Show each line from the listing that includes the word "control".

* begin *

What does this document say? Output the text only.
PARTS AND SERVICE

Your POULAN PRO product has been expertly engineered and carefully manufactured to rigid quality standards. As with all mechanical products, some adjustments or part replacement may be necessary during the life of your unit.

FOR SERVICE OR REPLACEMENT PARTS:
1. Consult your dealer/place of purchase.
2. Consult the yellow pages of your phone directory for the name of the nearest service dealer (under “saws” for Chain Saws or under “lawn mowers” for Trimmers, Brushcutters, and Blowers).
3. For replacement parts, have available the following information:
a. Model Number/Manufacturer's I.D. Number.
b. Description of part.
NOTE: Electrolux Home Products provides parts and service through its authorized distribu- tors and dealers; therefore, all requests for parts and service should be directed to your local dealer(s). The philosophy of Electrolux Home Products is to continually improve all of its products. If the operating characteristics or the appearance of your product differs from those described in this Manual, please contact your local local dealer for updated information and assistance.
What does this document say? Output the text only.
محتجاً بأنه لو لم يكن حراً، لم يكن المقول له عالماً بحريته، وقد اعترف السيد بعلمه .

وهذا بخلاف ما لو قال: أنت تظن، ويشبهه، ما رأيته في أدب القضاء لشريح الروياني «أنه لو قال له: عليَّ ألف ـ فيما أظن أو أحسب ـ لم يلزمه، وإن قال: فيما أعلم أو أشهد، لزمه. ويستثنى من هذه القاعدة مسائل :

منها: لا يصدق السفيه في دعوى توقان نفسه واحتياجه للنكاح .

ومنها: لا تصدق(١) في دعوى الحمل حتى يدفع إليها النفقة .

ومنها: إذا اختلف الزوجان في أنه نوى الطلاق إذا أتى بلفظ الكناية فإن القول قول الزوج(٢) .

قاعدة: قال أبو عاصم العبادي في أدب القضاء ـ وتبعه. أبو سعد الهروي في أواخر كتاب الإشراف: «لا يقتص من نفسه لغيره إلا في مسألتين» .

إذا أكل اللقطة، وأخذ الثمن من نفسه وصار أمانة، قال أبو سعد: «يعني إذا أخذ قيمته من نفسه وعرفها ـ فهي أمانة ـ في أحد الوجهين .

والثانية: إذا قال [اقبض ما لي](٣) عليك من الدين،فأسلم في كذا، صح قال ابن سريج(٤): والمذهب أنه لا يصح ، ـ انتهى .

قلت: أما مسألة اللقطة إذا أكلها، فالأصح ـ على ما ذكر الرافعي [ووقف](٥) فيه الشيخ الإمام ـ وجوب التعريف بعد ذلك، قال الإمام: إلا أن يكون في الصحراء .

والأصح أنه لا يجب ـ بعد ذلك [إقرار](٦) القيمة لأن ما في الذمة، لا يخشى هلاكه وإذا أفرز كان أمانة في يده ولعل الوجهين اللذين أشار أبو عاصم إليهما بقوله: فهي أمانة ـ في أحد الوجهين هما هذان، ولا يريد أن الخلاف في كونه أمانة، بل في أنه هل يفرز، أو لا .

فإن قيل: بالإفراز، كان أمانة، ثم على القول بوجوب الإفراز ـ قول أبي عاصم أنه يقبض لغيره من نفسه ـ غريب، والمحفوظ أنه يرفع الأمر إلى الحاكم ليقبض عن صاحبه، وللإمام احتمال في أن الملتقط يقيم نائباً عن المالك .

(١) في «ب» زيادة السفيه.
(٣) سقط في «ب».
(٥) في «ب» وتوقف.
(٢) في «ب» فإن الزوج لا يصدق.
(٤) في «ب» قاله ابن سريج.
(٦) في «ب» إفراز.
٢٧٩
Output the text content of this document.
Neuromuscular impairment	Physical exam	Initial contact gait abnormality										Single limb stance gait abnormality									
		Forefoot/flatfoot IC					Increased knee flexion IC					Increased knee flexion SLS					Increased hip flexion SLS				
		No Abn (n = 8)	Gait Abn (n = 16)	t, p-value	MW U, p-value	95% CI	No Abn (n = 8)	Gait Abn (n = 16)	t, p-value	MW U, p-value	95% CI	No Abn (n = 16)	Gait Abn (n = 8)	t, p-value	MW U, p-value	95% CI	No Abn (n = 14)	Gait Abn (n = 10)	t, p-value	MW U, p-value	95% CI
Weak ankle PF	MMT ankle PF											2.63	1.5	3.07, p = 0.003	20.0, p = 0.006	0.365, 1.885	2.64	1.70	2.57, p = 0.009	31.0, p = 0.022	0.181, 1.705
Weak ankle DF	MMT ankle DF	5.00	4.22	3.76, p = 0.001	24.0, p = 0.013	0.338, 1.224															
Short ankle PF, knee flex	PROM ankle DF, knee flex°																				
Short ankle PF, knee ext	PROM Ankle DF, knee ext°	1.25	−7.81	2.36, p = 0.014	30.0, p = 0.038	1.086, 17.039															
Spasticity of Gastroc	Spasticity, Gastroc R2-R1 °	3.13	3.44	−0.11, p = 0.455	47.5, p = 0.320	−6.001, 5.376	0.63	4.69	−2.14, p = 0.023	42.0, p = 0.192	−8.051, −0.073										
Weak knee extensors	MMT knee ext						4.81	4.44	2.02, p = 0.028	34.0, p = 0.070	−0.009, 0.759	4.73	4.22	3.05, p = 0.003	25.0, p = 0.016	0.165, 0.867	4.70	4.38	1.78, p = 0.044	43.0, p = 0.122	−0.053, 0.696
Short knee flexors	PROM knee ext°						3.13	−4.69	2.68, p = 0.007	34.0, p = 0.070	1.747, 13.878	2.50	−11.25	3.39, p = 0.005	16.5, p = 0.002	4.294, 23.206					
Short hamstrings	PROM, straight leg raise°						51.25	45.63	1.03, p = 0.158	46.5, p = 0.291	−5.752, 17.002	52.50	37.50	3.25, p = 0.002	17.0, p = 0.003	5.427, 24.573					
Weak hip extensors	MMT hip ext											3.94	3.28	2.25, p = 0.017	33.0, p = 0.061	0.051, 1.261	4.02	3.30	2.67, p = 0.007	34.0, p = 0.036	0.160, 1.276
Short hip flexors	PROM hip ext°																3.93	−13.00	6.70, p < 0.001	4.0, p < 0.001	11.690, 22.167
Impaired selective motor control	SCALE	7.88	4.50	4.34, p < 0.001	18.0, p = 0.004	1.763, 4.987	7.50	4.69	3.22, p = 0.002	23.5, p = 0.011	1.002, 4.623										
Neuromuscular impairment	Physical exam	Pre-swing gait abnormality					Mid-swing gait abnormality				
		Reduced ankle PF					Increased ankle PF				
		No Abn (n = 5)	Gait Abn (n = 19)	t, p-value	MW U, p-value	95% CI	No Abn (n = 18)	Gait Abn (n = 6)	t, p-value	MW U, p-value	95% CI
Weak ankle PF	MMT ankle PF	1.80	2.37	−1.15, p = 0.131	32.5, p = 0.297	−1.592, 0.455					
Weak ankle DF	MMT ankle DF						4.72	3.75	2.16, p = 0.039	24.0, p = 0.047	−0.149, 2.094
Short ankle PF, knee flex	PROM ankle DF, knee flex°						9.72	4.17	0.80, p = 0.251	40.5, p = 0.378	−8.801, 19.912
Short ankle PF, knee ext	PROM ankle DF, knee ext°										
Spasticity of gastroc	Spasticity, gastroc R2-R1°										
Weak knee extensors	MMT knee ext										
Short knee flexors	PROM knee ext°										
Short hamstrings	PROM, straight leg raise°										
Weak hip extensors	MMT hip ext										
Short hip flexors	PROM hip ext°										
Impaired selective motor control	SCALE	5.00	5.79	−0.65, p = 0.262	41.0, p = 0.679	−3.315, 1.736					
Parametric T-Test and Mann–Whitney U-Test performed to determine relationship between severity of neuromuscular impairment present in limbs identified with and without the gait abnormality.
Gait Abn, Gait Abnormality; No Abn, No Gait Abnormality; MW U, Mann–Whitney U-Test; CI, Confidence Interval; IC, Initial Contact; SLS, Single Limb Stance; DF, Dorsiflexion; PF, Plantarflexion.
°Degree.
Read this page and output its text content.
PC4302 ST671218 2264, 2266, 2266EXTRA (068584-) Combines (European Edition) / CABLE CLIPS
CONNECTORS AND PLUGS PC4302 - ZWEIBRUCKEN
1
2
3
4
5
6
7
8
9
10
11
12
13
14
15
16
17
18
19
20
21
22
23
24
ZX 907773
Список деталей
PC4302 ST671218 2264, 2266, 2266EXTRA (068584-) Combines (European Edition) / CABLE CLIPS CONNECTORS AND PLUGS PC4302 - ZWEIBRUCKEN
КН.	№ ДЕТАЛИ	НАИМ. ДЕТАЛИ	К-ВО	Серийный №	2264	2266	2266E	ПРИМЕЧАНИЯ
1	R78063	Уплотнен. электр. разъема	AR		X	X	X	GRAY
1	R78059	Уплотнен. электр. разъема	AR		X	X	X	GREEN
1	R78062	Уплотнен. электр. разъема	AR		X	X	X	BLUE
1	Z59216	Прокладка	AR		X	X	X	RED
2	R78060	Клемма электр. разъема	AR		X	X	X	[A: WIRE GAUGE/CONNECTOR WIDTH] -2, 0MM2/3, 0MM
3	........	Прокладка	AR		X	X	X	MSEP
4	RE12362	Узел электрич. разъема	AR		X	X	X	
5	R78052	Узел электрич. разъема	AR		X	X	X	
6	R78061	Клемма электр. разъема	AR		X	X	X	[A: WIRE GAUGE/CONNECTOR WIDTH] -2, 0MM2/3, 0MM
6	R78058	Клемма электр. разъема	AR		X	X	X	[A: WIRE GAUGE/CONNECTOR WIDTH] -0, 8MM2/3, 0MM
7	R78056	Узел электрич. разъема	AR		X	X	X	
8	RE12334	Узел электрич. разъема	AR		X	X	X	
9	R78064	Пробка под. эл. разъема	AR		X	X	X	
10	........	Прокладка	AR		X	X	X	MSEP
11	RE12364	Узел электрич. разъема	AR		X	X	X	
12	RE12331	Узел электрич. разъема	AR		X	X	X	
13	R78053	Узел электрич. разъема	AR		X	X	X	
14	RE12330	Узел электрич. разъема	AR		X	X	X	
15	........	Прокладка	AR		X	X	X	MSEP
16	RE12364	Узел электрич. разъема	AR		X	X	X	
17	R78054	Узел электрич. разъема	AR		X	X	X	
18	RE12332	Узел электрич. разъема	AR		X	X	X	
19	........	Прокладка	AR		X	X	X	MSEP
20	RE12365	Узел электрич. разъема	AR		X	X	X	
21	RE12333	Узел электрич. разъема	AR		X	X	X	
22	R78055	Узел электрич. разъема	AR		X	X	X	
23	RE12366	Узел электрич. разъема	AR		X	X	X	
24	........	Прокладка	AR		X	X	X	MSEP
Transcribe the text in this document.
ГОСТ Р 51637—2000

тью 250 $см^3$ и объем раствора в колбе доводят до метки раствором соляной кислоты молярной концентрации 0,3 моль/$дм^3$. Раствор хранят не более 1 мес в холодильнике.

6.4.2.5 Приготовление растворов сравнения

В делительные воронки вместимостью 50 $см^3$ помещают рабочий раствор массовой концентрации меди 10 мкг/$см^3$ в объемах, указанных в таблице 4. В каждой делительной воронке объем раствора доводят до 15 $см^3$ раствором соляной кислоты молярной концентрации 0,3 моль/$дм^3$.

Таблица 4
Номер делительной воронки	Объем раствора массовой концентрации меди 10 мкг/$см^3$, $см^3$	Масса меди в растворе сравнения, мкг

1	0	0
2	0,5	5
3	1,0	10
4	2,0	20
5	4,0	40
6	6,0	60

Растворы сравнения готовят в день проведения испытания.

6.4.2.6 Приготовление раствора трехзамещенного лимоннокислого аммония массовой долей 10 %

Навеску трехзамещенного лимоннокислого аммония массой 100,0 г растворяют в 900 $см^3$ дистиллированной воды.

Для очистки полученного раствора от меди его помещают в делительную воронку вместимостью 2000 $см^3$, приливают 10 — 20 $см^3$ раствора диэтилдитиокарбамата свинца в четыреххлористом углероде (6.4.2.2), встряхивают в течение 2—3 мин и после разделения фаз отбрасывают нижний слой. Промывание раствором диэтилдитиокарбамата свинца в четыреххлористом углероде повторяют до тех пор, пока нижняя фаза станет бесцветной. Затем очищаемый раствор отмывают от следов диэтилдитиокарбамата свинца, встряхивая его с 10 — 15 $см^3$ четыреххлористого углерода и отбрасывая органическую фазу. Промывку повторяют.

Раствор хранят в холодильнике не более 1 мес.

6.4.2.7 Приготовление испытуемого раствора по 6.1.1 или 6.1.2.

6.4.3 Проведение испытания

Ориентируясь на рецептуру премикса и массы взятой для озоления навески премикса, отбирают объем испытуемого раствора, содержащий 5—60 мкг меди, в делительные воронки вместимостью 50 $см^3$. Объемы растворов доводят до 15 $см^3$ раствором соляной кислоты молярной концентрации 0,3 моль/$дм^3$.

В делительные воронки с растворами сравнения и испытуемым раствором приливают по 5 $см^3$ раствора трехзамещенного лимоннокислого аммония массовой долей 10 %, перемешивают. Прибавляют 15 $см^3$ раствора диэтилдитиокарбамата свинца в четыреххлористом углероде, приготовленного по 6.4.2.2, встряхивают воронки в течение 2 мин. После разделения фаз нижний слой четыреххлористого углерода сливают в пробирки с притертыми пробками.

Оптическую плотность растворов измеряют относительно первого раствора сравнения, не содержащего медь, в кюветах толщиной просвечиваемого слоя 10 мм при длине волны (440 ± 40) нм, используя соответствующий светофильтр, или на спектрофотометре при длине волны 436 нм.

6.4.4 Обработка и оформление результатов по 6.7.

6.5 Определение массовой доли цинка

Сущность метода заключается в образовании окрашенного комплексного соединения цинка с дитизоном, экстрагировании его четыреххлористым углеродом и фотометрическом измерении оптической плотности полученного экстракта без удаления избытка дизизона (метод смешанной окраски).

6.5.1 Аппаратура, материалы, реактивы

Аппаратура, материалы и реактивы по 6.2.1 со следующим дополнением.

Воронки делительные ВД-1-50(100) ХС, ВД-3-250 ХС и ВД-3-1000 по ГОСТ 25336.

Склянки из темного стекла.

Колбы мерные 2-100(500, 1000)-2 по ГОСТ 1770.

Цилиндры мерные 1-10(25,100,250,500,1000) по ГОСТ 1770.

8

* end *

Task answer =
Impaired selective motor control	SCALE	7.88	4.50	4.34, p < 0.001	18.0, p = 0.004	1.763, 4.987	7.50	4.69	3.22, p = 0.002	23.5, p = 0.011	1.002, 4.623										
Impaired selective motor control	SCALE	5.00	5.79	−0.65, p = 0.262	41.0, p = 0.679	−3.315, 1.736					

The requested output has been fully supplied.